------ SELECTED PASSAGE ------

The 1954 Great Britain Lions tour was a tour by the Great Britain national rugby league team of Australia and New Zealand which took place between May and August 1954. Captained by Dickie Williams, the tour involved a schedule of 32 games: 22 in Australia and 10 in New Zealand, with two three-match Test Series against both nations. 
The tour began inauspiciously, with Great Britain losing four of their first seven matches, including the First Test against Australia in Sydney. Moving into the Queensland leg, the Lions' results improved, and they won all nine of their matches in the state. This included victory in the Second Test in Brisbane. 
A common feature of many of the tour matches was rough play, punches being throw in and out of tackles. The July 10 match against New South Wales was abandoned by the referee seventeen minutes into the second half due to persistent brawling by the players.

------

TO BE DONE: Write the next part of the passage on the 1954 Great Britain Lions tour, picking up right after its last sentence. The records have nothing to do with the passage on the 1954 Great Britain Lions tour.

------ DATASET EXCERPTS ------

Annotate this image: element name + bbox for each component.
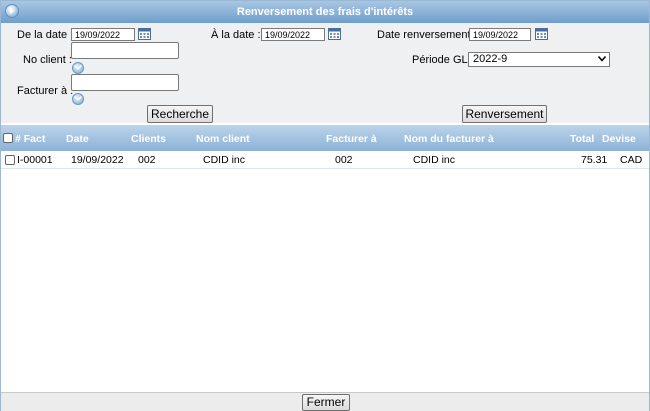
de-la-date-label: De la date :	[17, 29, 74, 41]
no-client-input[interactable]	[71, 42, 179, 59]
fermer-button[interactable]: Fermer	[302, 394, 350, 411]
a-la-date-label: À la date :	[211, 29, 261, 41]
col-fact[interactable]: # Fact	[15, 133, 45, 145]
select-all-checkbox[interactable]	[3, 133, 13, 143]
col-facturer-a[interactable]: Facturer à	[326, 133, 377, 145]
chevron-down-icon	[598, 56, 606, 62]
col-nom-client[interactable]: Nom client	[196, 133, 250, 145]
circle-arrow-icon[interactable]	[5, 4, 19, 18]
chevron-down-icon[interactable]	[72, 93, 84, 105]
chevron-down-icon[interactable]	[72, 62, 84, 74]
calendar-icon[interactable]	[138, 28, 151, 40]
recherche-button[interactable]: Recherche	[147, 105, 213, 123]
cell-client: 002	[138, 154, 156, 166]
grid-header: # Fact Date Clients Nom client Facturer …	[1, 125, 649, 151]
title-bar: Renversement des frais d'intérêts	[1, 1, 649, 23]
cell-nom-facturer-a: CDID inc	[413, 154, 456, 166]
row-checkbox[interactable]	[5, 155, 15, 165]
cell-date: 19/09/2022	[71, 154, 124, 166]
cell-fact: I-00001	[17, 154, 53, 166]
cell-facturer-a: 002	[335, 154, 353, 166]
de-la-date-input[interactable]	[71, 28, 135, 41]
cell-total: 75.31	[581, 154, 608, 166]
col-clients[interactable]: Clients	[131, 133, 166, 145]
cell-devise: CAD	[620, 154, 643, 166]
renversement-button[interactable]: Renversement	[462, 105, 547, 123]
search-form: De la date : À la date : Date renverseme…	[1, 23, 649, 123]
date-renversement-label: Date renversement :	[377, 29, 477, 41]
periode-gl-select[interactable]: 2022-9	[468, 52, 610, 67]
dialog-window: Renversement des frais d'intérêts De la …	[0, 0, 650, 411]
col-date[interactable]: Date	[66, 133, 89, 145]
date-renversement-input[interactable]	[469, 28, 531, 41]
calendar-icon[interactable]	[535, 28, 548, 40]
col-nom-facturer-a[interactable]: Nom du facturer à	[404, 133, 494, 145]
footer-bar: Fermer	[1, 392, 649, 411]
facturer-a-label: Facturer à :	[17, 85, 74, 97]
calendar-icon[interactable]	[328, 28, 341, 40]
window-title: Renversement des frais d'intérêts	[236, 6, 414, 18]
col-total[interactable]: Total	[570, 133, 594, 145]
no-client-label: No client :	[23, 54, 72, 66]
a-la-date-input[interactable]	[261, 28, 325, 41]
table-row[interactable]: I-00001 19/09/2022 002 CDID inc 002 CDID…	[1, 152, 649, 169]
col-devise[interactable]: Devise	[602, 133, 636, 145]
periode-gl-value: 2022-9	[473, 53, 508, 65]
periode-gl-label: Période GL :	[412, 54, 474, 66]
facturer-a-input[interactable]	[71, 74, 179, 91]
cell-nom-client: CDID inc	[203, 154, 246, 166]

------

EXERCISE OUTPUT:
One week after the abandoned game, Australia won the Third Test to claim the Ashes by a 2-1 margin. 
Moving to New Zealand, Great Britain lost the Second Test, but recovered to win the Third Test and the series, by a 2-1 margin.
The tour concluded with three matches in five days back in Australia at Sydney, Canberra and Maitland. 
Despite being a British team – five of the squad were Welsh, two from Scotland and hooker Tom McKinney from Northern Ireland – the team played, and were often referred to by both the press at home and away, as England.

Squad

Australian Leg

1st Test

2nd Test

3rd Test

New Zealand leg

1st Test

2nd Test

3rd Test

Australian return Leg

Statistics
Brian Carlson, Clive Churchill, Keith Holman, Ken Kearney, and Norm Provan all appeared in seven matches against Great Britain - in each instance three games for Australia, three for New South Wales and one for Sydney. The most tries scored against the Lions was six, by Brian Carlson. Keith Holman and Ken McCaffery each scored four tries. Noel Pidding scored the most points against the tourists, with 51 from three tries and 21 goals in five matches. 
In the Test Series the leading scorers were Noel Pidding 36 (Australia) and Des White 22 (New Zealand). Lewis Jones scored the most points for the Lions against both opponents, 30 against Australia and 20 against New Zealand.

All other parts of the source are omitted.